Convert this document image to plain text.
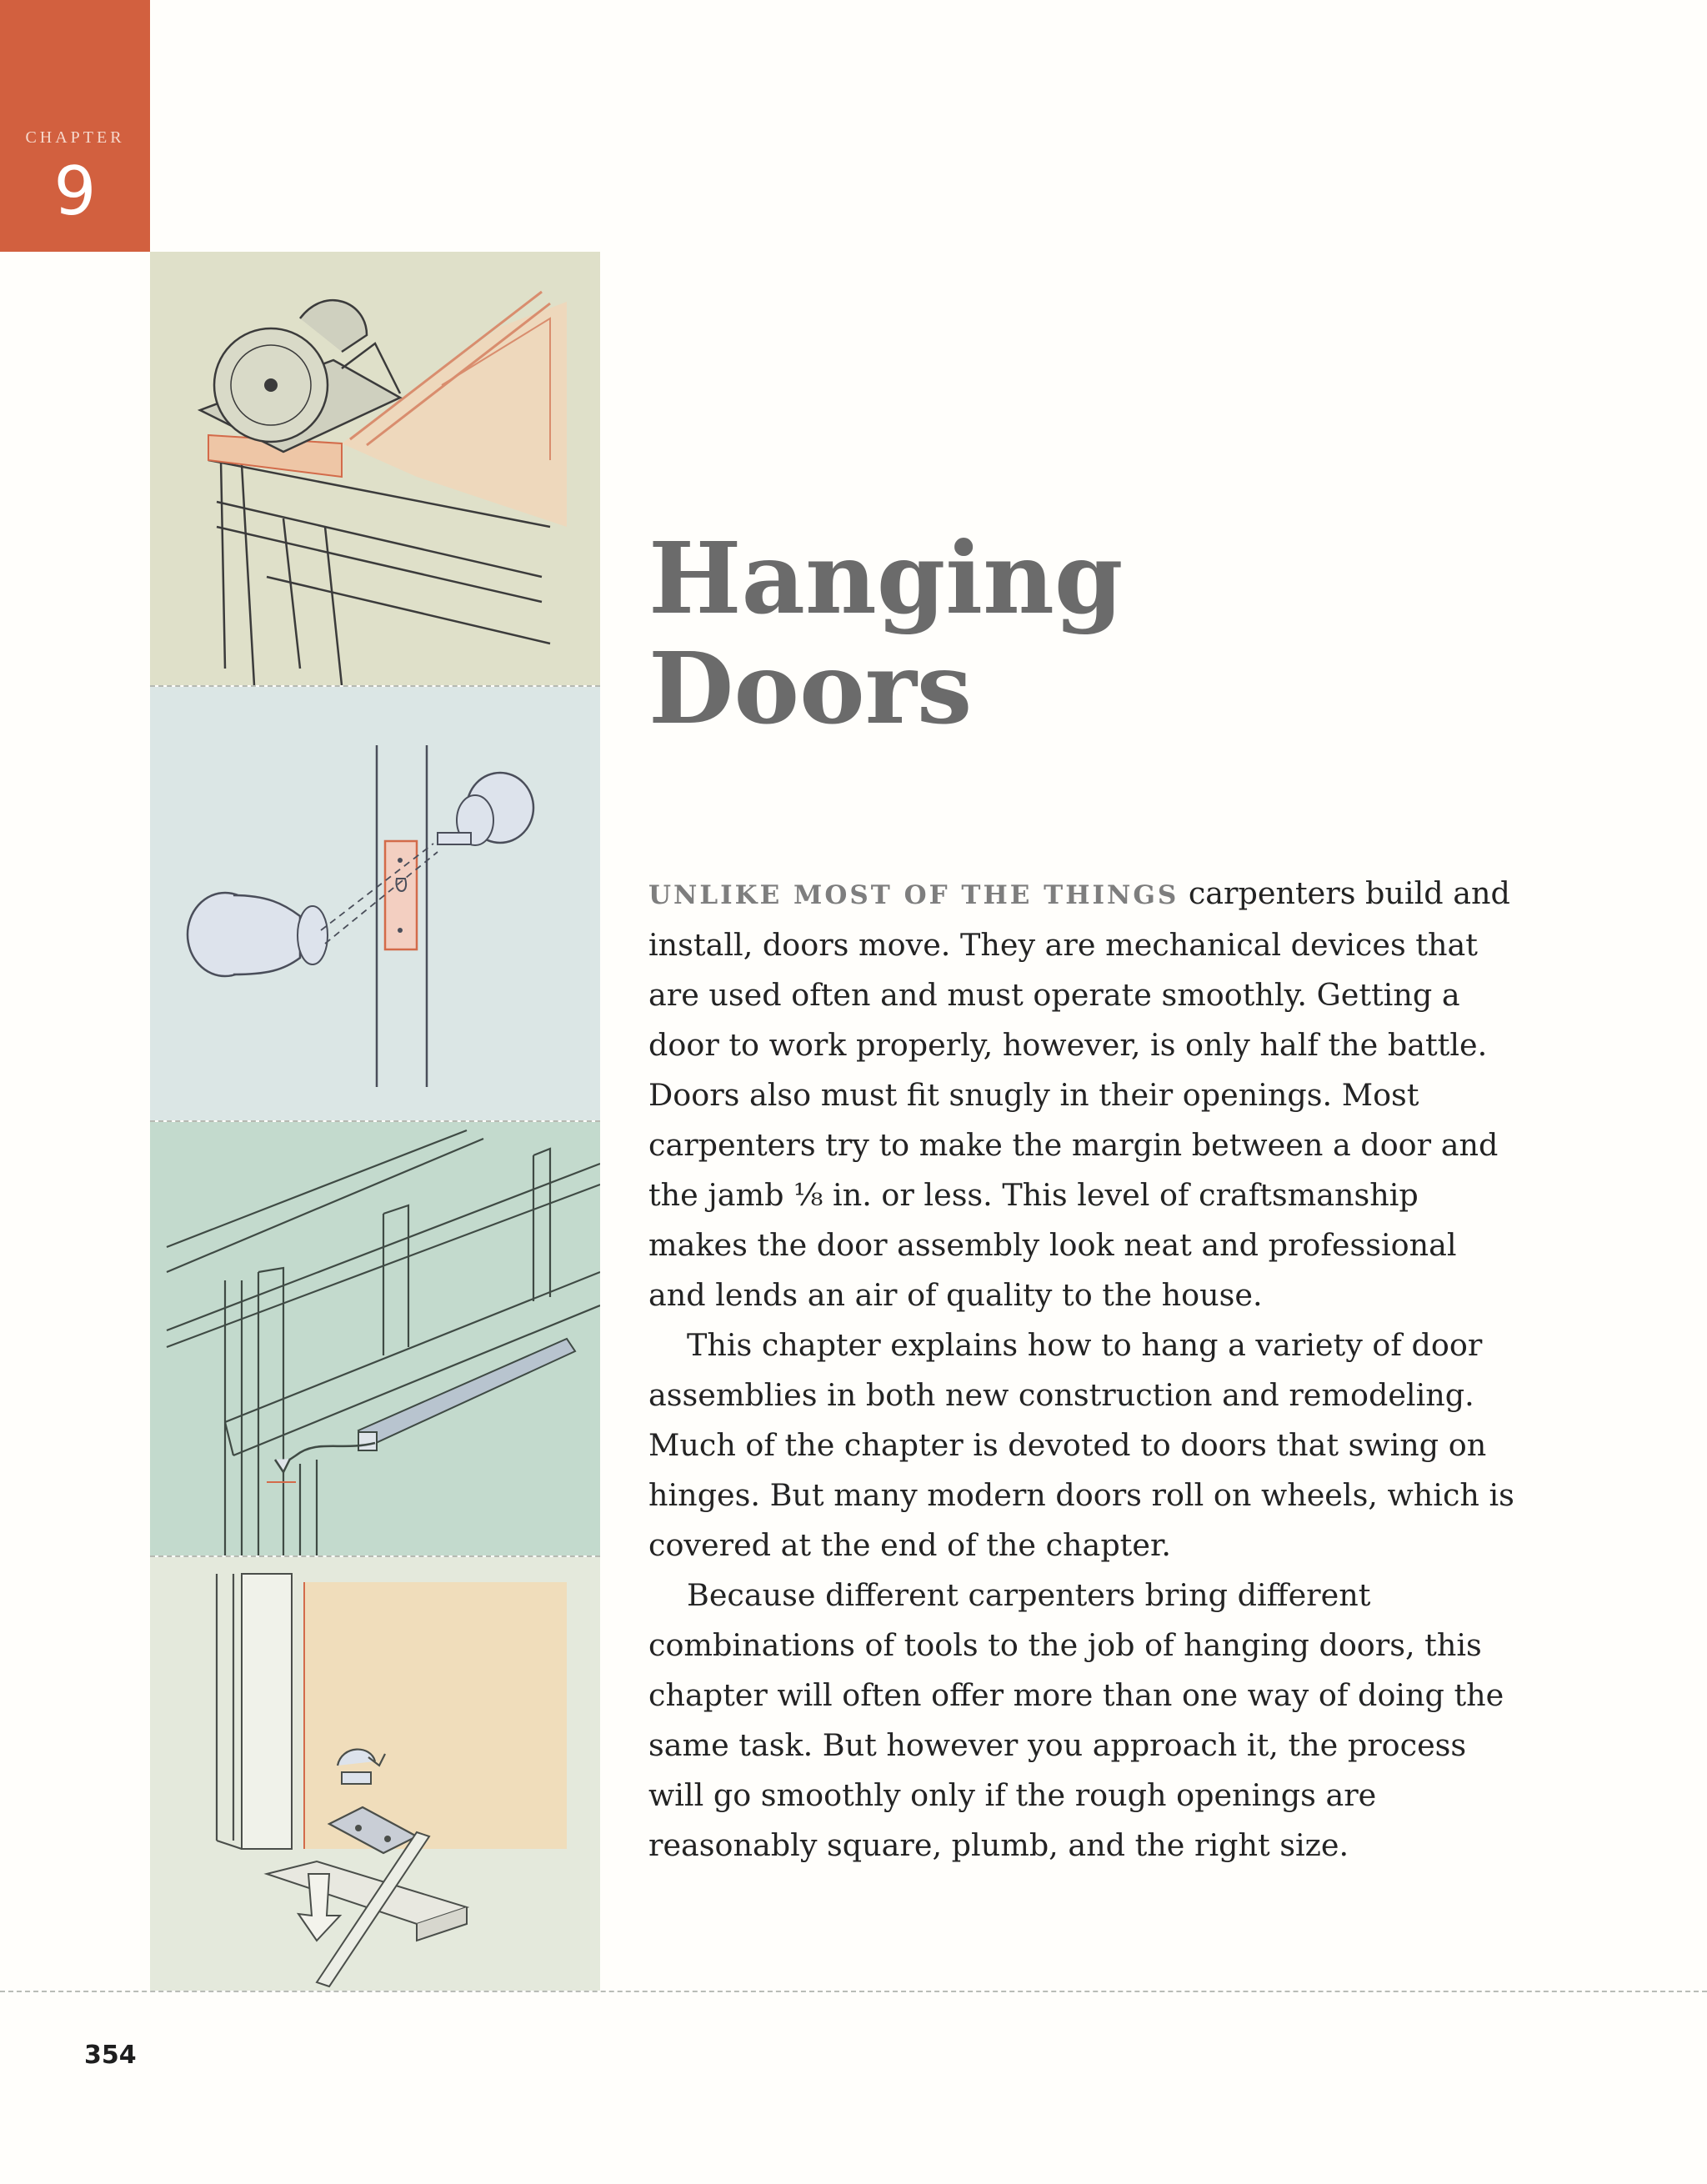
CHAPTER
9
Hanging
Doors

UNLIKE MOST OF THE THINGS carpenters build and install, doors move. They are mechanical devices that are used often and must operate smoothly. Getting a door to work properly, however, is only half the battle. Doors also must fit snugly in their openings. Most carpenters try to make the margin between a door and the jamb ⅛ in. or less. This level of craftsmanship makes the door assembly look neat and professional and lends an air of quality to the house.

This chapter explains how to hang a variety of door assemblies in both new construction and remodeling. Much of the chapter is devoted to doors that swing on hinges. But many modern doors roll on wheels, which is covered at the end of the chapter.

Because different carpenters bring different combinations of tools to the job of hanging doors, this chapter will often offer more than one way of doing the same task. But however you approach it, the process will go smoothly only if the rough openings are reasonably square, plumb, and the right size.

354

--

Reproduce the listing exactly. Leave its pictures out.

> RESULT OF THIS EXERCISE
Convert this document image to plain text.
CHAPTER
9
Hanging
Doors

UNLIKE MOST OF THE THINGS carpenters build and install, doors move. They are mechanical devices that are used often and must operate smoothly. Getting a door to work properly, however, is only half the battle. Doors also must fit snugly in their openings. Most carpenters try to make the margin between a door and the jamb ⅛ in. or less. This level of craftsmanship makes the door assembly look neat and professional and lends an air of quality to the house.

This chapter explains how to hang a variety of door assemblies in both new construction and remodeling. Much of the chapter is devoted to doors that swing on hinges. But many modern doors roll on wheels, which is covered at the end of the chapter.

Because different carpenters bring different combinations of tools to the job of hanging doors, this chapter will often offer more than one way of doing the same task. But however you approach it, the process will go smoothly only if the rough openings are reasonably square, plumb, and the right size.

354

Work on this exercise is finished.